Spatial layout data
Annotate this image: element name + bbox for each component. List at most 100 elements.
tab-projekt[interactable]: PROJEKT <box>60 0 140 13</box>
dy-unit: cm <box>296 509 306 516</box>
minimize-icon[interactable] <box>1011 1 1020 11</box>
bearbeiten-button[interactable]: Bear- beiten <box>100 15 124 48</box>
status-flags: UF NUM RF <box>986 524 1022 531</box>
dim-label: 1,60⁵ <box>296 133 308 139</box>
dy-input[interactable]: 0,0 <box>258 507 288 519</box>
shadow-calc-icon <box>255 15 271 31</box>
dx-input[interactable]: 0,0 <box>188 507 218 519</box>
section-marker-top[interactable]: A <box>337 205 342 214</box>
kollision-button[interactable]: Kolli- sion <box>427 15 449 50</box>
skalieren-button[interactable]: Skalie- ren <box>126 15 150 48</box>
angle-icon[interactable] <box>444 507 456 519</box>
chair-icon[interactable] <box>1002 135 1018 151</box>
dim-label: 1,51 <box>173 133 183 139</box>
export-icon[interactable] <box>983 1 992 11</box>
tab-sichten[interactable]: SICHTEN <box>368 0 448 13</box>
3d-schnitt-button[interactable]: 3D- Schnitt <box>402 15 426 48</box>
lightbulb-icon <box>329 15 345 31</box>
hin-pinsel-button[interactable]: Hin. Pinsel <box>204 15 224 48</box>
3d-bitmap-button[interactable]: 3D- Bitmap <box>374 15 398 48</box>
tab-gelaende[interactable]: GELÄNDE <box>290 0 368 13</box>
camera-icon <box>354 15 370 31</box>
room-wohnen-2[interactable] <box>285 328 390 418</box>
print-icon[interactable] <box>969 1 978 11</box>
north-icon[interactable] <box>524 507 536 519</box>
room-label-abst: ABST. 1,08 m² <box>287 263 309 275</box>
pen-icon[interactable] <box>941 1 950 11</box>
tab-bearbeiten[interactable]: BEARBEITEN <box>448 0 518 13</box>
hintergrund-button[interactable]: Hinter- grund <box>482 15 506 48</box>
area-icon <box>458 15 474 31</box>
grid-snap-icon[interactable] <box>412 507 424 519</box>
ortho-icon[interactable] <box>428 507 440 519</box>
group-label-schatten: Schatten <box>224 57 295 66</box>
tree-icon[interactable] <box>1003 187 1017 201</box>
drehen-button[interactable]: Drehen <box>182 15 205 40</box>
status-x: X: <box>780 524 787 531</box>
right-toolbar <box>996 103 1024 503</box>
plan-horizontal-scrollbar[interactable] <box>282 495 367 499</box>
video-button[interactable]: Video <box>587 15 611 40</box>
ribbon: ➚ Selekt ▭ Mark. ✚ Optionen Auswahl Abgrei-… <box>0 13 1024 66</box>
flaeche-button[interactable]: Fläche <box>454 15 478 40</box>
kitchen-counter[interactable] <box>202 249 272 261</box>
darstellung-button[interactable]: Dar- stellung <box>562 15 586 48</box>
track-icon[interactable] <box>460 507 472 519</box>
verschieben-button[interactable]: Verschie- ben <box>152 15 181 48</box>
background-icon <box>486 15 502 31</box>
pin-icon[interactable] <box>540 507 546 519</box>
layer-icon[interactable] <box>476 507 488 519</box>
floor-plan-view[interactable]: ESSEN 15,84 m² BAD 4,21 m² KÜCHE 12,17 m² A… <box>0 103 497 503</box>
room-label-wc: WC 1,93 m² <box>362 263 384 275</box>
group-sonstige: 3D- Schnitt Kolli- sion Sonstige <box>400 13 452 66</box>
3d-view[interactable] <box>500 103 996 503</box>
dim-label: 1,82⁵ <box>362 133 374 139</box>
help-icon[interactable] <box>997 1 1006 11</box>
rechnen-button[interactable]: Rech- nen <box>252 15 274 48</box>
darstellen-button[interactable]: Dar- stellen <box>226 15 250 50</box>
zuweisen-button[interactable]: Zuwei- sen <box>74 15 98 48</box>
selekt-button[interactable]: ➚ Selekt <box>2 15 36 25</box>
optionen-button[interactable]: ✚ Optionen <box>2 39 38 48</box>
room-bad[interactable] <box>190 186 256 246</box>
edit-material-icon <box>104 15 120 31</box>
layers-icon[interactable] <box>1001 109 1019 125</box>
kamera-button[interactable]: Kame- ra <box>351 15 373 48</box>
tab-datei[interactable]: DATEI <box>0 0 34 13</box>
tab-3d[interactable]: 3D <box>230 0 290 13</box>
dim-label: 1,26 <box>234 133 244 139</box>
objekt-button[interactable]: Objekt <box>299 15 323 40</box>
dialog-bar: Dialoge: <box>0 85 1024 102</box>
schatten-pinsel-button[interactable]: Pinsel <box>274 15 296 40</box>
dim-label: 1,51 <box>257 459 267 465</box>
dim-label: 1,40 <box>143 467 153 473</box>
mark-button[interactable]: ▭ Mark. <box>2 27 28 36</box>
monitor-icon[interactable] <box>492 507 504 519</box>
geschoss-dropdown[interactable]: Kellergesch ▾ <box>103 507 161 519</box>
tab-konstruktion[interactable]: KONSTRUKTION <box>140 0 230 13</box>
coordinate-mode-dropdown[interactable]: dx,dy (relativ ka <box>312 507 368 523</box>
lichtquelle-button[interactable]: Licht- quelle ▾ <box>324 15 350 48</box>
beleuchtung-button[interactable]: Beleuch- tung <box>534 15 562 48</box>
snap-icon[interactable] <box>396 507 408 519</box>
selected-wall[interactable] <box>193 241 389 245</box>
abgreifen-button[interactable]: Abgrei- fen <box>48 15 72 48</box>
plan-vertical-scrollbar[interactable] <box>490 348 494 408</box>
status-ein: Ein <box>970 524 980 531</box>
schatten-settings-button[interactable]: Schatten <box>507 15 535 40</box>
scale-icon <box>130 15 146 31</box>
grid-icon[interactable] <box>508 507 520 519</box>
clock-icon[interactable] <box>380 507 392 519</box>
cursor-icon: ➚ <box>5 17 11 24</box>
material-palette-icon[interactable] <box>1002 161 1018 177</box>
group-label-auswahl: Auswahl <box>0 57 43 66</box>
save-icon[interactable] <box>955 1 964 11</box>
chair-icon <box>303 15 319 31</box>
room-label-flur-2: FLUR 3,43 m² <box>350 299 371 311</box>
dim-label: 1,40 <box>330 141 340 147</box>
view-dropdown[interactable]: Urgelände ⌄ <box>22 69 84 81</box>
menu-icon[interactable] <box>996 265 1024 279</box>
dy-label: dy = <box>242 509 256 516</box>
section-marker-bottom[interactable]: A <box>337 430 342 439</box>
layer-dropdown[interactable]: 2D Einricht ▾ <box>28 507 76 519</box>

Work to complete | Count the lines in the data that contain the string "scrollbar". Reply with the number alone.

Answer to the task | 2